Task details: Collect the lines of the entries where "Njemački" shows up.

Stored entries
________________________

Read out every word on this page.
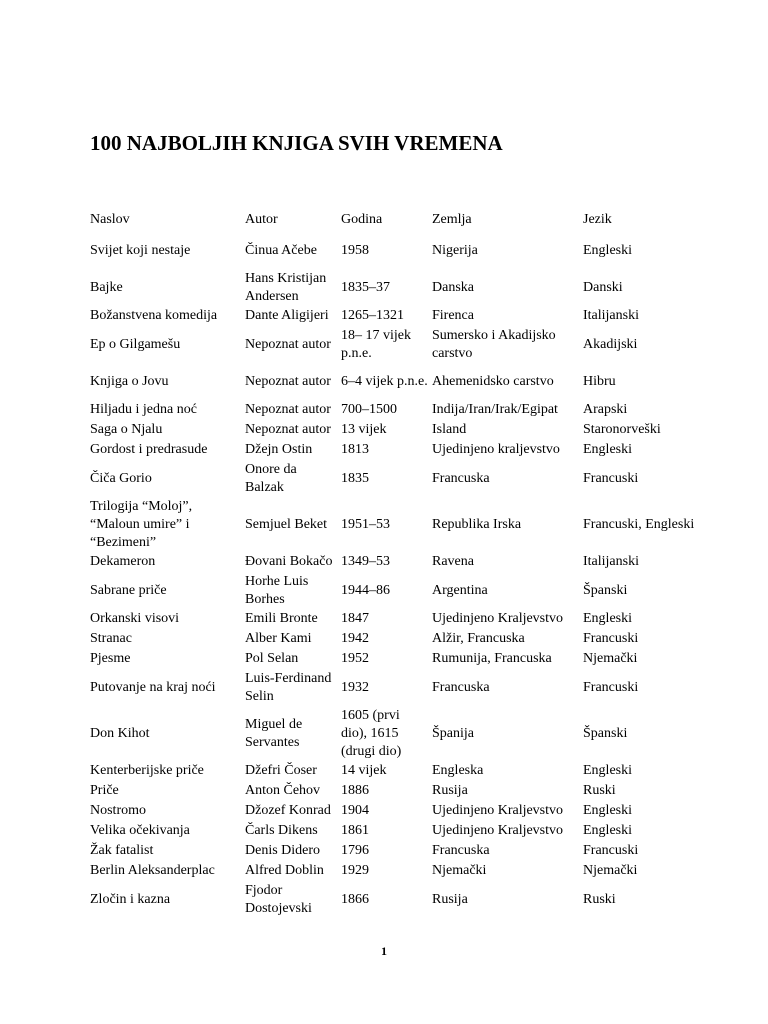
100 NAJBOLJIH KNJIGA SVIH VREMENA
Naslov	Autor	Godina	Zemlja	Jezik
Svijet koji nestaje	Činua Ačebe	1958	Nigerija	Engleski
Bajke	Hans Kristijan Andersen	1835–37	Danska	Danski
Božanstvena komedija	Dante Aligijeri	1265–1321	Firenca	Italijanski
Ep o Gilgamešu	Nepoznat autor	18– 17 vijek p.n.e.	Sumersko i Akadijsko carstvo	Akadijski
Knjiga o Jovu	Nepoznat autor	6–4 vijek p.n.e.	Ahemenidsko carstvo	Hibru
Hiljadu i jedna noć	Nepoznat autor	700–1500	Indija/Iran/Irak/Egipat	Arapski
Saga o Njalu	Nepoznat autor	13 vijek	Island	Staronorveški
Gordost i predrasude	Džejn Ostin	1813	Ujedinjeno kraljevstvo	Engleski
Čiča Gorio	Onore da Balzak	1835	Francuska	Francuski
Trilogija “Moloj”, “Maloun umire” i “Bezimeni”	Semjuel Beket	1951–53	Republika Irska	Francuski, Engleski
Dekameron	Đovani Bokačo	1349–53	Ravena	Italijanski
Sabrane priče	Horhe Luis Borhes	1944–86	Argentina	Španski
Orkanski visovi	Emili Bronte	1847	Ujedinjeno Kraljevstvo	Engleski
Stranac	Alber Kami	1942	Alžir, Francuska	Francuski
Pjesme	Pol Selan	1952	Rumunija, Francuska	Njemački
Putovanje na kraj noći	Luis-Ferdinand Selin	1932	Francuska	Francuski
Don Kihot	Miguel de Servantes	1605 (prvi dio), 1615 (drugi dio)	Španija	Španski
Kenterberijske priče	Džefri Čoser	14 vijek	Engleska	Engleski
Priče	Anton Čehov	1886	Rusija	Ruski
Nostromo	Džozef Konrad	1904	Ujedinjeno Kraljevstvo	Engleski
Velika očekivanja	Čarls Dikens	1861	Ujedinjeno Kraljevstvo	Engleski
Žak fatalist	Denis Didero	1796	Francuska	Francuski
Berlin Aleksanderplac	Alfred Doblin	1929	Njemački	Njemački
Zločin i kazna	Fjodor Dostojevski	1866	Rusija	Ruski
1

________________________

Response below:
Pjesme	Pol Selan	1952	Rumunija, Francuska	Njemački
Berlin Aleksanderplac	Alfred Doblin	1929	Njemački	Njemački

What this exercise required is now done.